§ The data:
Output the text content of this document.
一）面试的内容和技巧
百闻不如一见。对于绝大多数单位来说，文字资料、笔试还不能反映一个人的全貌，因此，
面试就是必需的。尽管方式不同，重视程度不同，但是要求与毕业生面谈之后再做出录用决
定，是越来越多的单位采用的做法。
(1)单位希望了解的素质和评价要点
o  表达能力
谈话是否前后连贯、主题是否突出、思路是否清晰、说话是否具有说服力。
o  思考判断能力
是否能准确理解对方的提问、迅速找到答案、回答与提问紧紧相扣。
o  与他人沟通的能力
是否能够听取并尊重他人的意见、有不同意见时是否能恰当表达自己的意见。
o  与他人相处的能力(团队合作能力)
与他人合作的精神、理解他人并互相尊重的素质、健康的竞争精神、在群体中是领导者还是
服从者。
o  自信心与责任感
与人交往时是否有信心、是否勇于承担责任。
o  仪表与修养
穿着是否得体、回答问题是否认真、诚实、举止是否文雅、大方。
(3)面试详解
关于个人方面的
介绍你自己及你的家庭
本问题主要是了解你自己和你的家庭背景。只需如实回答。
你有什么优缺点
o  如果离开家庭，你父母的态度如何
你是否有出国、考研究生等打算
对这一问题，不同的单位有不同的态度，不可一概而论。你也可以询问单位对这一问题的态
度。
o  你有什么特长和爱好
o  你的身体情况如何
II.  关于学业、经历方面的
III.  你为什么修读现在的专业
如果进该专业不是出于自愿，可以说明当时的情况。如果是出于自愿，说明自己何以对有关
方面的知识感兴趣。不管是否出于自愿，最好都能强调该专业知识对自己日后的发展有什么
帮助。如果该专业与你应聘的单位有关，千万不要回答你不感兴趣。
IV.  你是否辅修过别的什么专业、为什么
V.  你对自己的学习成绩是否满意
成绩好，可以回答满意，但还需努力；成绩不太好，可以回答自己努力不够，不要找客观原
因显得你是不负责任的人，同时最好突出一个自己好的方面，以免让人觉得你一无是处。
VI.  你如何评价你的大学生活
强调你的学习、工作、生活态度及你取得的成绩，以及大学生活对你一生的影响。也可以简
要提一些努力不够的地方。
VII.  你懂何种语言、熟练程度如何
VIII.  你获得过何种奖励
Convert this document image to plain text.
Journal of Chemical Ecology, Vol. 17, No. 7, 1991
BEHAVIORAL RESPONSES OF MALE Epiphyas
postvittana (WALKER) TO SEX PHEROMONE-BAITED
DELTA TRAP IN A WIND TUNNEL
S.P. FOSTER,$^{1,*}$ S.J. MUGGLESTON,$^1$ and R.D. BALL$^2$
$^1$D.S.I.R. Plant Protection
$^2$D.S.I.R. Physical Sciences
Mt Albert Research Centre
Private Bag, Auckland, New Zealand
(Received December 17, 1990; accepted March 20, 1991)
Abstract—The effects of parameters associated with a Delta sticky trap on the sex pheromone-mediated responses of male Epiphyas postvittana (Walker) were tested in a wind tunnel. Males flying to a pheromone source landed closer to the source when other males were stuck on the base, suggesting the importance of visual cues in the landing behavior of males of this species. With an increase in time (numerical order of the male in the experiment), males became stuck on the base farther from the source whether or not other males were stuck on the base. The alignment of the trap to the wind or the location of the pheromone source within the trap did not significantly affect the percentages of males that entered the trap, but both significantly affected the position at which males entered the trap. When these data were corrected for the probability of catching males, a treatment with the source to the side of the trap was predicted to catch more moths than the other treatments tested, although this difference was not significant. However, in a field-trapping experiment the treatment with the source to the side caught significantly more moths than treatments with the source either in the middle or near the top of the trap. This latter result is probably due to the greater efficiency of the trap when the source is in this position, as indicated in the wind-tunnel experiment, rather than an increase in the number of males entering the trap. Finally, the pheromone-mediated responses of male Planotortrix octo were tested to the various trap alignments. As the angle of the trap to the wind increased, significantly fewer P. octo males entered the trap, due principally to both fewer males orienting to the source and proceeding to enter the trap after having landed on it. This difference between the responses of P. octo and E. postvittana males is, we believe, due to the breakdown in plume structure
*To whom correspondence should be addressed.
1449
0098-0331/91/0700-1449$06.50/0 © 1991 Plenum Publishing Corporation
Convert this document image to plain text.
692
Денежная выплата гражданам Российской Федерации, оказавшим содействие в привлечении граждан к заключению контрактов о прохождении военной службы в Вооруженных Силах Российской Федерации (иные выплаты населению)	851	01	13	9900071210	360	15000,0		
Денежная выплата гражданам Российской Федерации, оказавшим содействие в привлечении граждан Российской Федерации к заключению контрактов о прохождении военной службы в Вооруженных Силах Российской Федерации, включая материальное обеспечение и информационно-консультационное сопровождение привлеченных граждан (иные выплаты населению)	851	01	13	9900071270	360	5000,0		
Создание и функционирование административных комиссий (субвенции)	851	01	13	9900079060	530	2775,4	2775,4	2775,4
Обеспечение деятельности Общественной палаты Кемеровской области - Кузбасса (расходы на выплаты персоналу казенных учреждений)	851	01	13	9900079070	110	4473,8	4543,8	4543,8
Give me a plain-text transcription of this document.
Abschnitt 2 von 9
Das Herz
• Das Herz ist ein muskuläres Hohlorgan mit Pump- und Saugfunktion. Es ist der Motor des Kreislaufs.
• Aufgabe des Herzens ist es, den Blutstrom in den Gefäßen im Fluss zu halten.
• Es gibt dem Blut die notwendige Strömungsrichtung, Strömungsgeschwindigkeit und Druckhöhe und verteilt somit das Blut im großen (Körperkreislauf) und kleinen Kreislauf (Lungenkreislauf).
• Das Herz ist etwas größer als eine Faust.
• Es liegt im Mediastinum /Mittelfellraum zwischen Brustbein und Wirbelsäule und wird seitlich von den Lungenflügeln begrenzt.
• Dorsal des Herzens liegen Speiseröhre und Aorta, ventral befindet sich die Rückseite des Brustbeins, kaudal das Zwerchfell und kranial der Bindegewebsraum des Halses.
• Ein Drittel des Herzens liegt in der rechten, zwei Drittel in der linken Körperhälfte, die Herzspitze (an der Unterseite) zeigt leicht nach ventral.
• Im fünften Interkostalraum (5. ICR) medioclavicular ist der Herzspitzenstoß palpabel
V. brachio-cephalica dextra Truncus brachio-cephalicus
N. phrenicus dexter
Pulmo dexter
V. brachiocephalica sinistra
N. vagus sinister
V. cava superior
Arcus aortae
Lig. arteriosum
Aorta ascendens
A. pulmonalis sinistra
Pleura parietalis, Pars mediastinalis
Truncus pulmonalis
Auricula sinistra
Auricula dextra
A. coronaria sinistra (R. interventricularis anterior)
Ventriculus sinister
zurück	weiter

§ Prompt:
Give the lines exactly as they stand, from the line with "Give me a plain-text" through the end of the material.

§ Expected answer:
Give me a plain-text transcription of this document.
Abschnitt 2 von 9
Das Herz
• Das Herz ist ein muskuläres Hohlorgan mit Pump- und Saugfunktion. Es ist der Motor des Kreislaufs.
• Aufgabe des Herzens ist es, den Blutstrom in den Gefäßen im Fluss zu halten.
• Es gibt dem Blut die notwendige Strömungsrichtung, Strömungsgeschwindigkeit und Druckhöhe und verteilt somit das Blut im großen (Körperkreislauf) und kleinen Kreislauf (Lungenkreislauf).
• Das Herz ist etwas größer als eine Faust.
• Es liegt im Mediastinum /Mittelfellraum zwischen Brustbein und Wirbelsäule und wird seitlich von den Lungenflügeln begrenzt.
• Dorsal des Herzens liegen Speiseröhre und Aorta, ventral befindet sich die Rückseite des Brustbeins, kaudal das Zwerchfell und kranial der Bindegewebsraum des Halses.
• Ein Drittel des Herzens liegt in der rechten, zwei Drittel in der linken Körperhälfte, die Herzspitze (an der Unterseite) zeigt leicht nach ventral.
• Im fünften Interkostalraum (5. ICR) medioclavicular ist der Herzspitzenstoß palpabel
V. brachio-cephalica dextra Truncus brachio-cephalicus
N. phrenicus dexter
Pulmo dexter
V. brachiocephalica sinistra
N. vagus sinister
V. cava superior
Arcus aortae
Lig. arteriosum
Aorta ascendens
A. pulmonalis sinistra
Pleura parietalis, Pars mediastinalis
Truncus pulmonalis
Auricula sinistra
Auricula dextra
A. coronaria sinistra (R. interventricularis anterior)
Ventriculus sinister
zurück	weiter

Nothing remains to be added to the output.